Sift the material for lines containing "bearing", and return them.

* Start *

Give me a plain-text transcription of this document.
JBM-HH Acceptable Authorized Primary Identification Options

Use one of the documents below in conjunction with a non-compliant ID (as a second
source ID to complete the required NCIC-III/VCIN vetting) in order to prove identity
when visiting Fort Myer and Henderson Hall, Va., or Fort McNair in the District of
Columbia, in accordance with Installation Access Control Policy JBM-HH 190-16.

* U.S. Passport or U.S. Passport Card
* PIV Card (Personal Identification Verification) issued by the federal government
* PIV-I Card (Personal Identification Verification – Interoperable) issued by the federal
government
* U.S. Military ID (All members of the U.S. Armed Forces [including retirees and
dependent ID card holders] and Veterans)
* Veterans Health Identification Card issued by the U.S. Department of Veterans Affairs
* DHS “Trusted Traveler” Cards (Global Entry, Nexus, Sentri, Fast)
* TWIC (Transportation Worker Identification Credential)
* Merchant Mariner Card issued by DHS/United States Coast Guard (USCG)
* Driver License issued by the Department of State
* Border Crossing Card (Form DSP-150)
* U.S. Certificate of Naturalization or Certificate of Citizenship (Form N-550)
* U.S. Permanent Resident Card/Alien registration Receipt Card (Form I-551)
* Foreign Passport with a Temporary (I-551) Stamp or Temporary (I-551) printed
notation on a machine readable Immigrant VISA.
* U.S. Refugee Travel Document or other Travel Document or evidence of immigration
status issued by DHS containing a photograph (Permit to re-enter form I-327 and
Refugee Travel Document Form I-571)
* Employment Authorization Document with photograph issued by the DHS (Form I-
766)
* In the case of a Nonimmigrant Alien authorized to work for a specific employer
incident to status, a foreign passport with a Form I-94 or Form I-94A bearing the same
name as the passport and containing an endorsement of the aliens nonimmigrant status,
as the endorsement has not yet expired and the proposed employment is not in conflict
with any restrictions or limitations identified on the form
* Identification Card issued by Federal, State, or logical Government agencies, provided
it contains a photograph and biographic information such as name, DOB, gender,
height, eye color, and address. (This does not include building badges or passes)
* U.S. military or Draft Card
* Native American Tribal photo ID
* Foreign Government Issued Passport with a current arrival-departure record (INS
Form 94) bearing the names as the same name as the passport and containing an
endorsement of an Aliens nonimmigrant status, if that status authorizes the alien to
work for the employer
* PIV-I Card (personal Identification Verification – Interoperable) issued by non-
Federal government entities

* End *

**Answer below:**
incident to status, a foreign passport with a Form I-94 or Form I-94A bearing the same
Form 94) bearing the names as the same name as the passport and containing an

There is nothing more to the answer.